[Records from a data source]
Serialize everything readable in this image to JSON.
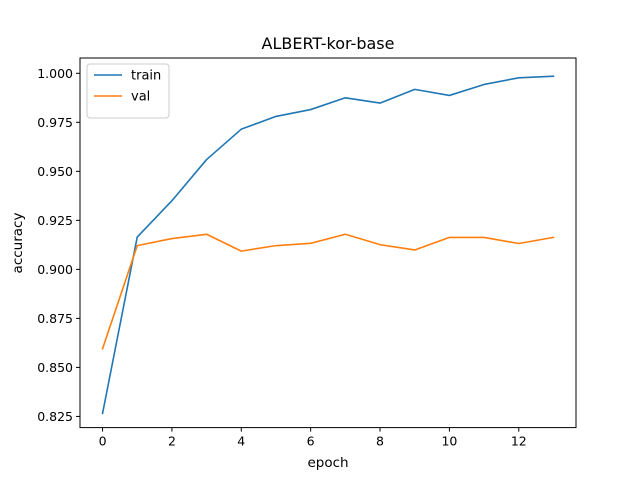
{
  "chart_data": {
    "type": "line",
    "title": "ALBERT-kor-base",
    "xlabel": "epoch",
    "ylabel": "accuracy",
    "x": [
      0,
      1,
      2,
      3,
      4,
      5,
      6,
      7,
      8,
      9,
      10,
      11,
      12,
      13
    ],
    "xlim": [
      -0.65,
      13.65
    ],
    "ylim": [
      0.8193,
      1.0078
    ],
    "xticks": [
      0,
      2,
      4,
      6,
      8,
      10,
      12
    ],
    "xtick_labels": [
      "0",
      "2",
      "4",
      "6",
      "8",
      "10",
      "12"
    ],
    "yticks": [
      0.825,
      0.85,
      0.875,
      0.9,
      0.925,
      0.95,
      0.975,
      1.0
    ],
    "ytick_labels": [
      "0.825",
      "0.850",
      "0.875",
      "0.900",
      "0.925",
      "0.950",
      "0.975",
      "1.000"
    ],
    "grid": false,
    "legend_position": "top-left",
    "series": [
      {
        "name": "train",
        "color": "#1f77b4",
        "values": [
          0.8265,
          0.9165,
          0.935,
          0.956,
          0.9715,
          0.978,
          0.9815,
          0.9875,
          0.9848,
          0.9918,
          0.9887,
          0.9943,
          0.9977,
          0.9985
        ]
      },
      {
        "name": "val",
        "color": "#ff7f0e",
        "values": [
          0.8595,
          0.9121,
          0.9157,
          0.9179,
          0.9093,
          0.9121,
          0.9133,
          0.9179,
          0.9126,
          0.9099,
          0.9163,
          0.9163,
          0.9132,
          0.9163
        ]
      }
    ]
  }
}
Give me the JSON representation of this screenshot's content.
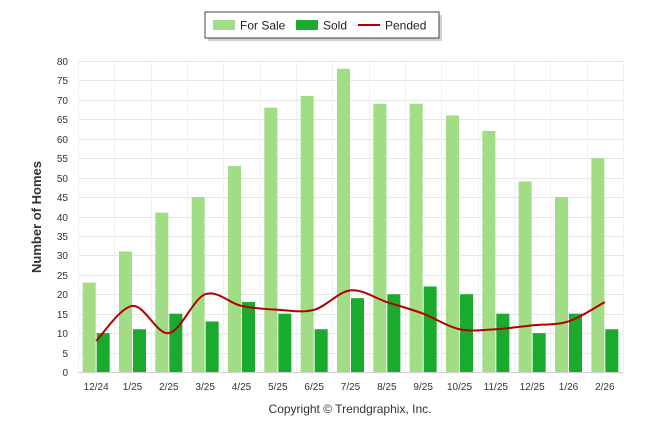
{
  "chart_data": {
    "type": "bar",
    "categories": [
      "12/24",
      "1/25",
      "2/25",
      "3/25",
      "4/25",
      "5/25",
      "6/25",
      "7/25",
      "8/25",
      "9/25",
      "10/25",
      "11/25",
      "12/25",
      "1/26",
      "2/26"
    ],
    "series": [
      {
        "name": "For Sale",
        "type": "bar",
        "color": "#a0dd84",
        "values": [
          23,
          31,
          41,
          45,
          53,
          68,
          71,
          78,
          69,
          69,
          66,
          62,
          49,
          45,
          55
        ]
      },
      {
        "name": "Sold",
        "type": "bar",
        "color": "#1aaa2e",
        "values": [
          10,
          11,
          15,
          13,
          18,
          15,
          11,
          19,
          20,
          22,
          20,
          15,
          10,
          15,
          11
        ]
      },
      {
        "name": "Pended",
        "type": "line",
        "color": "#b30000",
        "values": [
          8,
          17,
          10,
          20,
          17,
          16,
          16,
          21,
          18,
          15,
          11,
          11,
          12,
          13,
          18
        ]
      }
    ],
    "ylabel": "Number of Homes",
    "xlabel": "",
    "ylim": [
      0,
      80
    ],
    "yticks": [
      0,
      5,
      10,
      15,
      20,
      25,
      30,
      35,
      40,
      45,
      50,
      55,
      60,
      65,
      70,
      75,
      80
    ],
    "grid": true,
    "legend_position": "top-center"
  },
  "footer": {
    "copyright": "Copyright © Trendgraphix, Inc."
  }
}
---
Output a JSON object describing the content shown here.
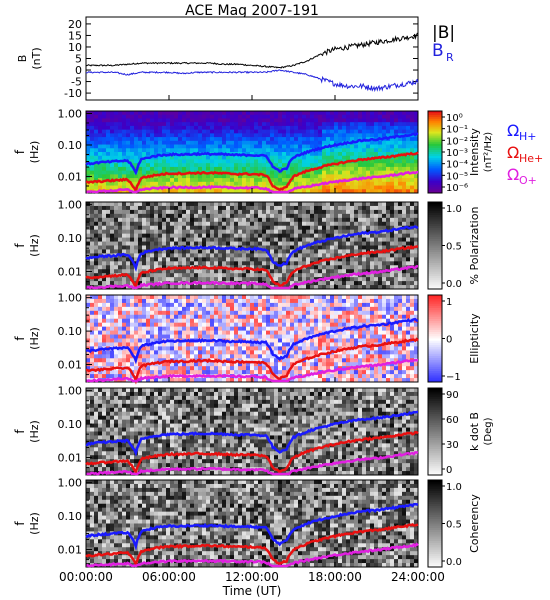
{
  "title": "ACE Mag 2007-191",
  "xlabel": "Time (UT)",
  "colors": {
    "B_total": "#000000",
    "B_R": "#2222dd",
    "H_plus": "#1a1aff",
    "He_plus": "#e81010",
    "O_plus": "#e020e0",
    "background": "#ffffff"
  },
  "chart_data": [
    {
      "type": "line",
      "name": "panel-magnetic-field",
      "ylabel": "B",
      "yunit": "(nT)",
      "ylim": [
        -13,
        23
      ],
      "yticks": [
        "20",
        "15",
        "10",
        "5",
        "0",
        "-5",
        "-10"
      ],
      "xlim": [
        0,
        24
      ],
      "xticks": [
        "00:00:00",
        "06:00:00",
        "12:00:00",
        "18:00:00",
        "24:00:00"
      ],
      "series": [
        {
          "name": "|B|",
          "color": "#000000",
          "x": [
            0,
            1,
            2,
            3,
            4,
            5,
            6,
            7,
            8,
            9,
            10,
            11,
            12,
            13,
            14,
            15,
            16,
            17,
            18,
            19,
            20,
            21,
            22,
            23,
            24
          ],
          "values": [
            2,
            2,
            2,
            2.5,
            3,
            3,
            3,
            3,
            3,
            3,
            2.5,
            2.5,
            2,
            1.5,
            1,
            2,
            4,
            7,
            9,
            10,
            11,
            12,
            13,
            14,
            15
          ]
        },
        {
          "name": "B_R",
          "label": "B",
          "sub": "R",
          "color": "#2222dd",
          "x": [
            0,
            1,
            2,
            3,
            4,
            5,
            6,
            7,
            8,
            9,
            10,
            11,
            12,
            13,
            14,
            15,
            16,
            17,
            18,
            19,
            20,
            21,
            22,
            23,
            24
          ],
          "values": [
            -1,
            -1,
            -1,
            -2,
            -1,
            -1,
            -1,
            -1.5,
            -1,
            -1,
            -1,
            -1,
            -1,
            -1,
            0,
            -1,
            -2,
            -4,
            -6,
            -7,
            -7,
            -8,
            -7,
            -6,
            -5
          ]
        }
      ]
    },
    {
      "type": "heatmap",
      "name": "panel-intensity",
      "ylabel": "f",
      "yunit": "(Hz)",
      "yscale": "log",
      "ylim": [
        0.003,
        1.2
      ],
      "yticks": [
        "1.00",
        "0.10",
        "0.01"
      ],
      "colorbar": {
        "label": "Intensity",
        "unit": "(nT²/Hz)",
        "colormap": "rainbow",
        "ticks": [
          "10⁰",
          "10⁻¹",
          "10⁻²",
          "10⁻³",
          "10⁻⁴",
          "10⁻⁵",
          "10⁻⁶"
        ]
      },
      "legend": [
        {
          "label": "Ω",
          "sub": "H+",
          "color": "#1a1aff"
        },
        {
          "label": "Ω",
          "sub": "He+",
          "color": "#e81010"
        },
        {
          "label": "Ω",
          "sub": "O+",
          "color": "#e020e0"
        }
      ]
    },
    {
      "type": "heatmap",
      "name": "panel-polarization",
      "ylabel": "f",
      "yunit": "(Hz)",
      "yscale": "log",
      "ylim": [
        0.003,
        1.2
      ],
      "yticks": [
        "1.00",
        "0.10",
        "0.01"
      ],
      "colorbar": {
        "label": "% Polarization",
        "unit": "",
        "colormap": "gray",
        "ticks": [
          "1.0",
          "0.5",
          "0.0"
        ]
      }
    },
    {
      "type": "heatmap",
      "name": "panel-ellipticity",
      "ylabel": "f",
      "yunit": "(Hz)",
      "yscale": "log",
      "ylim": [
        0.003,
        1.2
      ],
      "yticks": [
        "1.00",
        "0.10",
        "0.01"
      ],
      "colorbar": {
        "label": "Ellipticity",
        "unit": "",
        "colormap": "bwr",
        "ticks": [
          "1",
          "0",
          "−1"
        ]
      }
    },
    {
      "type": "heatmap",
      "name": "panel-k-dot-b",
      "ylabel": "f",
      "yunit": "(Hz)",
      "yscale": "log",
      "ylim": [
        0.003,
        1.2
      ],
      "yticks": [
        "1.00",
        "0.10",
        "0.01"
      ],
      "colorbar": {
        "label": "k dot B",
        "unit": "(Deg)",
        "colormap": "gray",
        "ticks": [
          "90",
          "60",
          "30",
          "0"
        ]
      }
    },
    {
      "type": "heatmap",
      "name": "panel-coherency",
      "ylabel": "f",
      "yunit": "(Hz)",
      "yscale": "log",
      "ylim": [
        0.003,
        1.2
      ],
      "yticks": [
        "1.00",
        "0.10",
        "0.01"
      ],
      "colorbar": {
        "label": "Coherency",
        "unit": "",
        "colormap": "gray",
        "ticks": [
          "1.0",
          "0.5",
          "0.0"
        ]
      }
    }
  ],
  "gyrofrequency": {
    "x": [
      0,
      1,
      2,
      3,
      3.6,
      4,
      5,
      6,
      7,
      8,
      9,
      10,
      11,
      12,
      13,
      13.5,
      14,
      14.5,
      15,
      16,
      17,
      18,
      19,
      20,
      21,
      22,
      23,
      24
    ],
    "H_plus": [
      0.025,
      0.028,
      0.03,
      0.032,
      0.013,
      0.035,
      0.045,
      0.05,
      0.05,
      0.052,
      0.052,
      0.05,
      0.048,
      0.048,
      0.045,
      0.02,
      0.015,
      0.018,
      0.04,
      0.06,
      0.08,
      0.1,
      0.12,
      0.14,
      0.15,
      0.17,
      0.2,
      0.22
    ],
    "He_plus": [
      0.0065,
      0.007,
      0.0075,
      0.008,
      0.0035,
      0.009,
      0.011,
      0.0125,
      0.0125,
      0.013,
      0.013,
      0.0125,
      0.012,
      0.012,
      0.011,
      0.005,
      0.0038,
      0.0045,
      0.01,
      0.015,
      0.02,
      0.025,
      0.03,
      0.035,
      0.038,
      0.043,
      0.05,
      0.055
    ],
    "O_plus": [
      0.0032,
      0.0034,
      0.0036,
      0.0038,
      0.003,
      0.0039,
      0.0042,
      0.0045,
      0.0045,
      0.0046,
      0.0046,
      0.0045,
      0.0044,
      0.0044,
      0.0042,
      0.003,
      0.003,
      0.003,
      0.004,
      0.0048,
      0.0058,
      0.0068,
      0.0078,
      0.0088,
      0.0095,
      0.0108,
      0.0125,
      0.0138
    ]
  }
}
---
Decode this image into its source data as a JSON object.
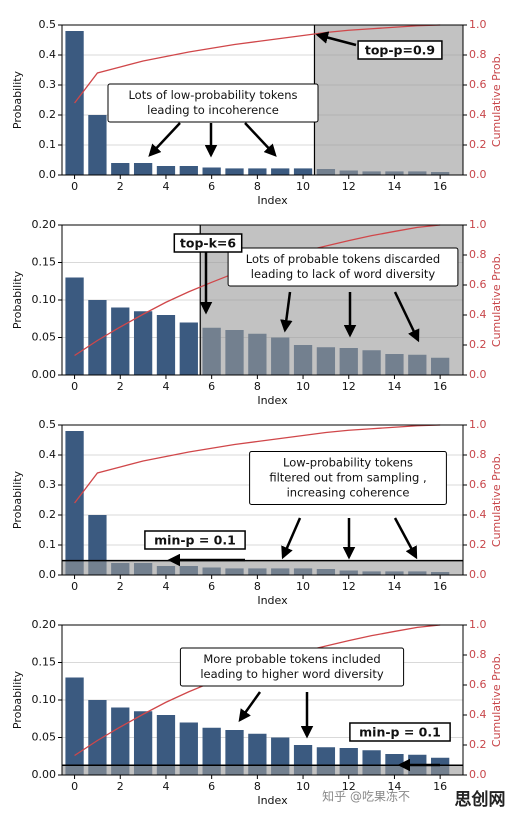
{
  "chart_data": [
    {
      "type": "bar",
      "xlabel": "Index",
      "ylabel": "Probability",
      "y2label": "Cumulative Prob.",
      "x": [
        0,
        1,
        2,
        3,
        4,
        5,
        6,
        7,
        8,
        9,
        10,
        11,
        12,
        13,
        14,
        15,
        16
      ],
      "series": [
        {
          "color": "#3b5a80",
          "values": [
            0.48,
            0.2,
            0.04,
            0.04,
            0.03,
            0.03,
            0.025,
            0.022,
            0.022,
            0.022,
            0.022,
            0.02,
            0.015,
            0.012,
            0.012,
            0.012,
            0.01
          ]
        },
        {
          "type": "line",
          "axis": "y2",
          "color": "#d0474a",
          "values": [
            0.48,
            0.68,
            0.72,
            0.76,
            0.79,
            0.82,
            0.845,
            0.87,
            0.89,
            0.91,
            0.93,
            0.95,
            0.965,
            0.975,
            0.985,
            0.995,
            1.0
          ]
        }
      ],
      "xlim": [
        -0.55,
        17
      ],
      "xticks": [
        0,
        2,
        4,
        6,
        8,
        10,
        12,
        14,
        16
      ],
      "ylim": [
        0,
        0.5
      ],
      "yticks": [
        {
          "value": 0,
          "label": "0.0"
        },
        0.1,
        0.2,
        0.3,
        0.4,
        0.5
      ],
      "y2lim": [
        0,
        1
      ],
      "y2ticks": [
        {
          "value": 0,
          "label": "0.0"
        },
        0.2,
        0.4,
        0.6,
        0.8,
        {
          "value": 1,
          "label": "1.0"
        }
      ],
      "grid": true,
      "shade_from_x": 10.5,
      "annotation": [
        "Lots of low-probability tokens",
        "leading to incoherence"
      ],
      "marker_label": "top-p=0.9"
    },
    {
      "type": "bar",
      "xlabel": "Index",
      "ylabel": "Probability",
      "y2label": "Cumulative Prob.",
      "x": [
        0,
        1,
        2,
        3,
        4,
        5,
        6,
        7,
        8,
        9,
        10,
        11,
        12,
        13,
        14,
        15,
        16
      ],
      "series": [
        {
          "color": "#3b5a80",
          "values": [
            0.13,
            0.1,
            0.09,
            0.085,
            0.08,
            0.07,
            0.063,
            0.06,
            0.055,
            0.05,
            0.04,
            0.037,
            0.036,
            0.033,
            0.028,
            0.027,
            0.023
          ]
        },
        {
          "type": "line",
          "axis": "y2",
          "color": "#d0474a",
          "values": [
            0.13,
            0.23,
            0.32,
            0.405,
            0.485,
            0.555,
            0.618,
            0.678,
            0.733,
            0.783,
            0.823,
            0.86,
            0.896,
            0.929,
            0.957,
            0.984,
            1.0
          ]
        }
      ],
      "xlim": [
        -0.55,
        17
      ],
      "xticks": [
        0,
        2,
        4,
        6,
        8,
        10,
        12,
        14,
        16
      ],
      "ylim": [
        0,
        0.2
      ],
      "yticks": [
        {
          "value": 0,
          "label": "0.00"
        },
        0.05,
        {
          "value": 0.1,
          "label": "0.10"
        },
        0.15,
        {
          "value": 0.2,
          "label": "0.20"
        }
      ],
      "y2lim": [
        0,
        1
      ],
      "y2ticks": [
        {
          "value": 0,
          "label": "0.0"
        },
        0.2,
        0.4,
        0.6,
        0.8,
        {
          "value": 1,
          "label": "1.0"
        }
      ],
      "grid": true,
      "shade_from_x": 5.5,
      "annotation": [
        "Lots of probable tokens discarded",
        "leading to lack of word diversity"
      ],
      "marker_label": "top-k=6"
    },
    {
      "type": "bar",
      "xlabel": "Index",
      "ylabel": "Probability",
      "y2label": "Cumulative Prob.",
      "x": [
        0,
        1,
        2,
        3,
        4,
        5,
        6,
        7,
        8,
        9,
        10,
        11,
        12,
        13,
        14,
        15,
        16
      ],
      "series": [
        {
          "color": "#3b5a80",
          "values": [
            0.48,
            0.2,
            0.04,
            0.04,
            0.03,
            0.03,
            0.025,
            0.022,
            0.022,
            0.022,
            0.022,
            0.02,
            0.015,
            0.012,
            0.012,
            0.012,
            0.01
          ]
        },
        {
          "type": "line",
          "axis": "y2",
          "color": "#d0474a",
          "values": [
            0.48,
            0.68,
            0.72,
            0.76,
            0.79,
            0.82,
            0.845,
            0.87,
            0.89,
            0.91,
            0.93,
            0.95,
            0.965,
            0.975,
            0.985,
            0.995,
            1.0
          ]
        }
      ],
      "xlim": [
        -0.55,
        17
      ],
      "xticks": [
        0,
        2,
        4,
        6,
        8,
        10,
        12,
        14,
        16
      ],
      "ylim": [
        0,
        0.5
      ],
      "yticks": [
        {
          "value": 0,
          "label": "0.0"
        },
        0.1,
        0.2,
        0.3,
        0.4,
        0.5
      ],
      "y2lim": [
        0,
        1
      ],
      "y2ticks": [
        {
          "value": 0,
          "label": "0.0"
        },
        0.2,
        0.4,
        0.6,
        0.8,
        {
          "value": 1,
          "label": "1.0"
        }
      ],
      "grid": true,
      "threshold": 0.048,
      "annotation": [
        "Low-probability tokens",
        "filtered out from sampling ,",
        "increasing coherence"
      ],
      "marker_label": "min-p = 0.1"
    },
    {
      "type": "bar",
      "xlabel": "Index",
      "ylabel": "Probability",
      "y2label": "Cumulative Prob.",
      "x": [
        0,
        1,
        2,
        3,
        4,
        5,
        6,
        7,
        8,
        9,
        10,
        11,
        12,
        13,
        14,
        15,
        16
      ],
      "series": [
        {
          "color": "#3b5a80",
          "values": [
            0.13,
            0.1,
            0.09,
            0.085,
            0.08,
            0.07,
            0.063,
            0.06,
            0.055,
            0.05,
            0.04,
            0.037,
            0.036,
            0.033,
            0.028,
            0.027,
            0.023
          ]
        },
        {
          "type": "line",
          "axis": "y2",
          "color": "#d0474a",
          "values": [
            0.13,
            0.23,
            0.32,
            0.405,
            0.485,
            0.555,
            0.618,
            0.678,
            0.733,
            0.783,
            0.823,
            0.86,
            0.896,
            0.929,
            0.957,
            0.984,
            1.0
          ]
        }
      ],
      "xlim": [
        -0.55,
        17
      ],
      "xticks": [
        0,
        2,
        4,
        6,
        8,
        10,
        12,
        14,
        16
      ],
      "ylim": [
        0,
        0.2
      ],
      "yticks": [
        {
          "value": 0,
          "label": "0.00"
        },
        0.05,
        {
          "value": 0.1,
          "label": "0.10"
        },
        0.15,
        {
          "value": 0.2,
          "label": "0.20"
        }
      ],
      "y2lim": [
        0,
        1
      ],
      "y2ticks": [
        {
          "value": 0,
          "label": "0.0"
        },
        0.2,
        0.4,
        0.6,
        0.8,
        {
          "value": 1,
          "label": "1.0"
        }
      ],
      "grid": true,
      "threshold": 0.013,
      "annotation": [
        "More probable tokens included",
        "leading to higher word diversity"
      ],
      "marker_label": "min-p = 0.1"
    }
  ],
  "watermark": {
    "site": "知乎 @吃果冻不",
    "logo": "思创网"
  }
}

| The exercise |
Which lines in the records above contain the string "this"? Copy each one.

| Reply to the exercise |
Serialize everything readable in this image to JSON.
Give me the JSON representation of this screenshot's content.
Decode this image into its source data as a JSON object.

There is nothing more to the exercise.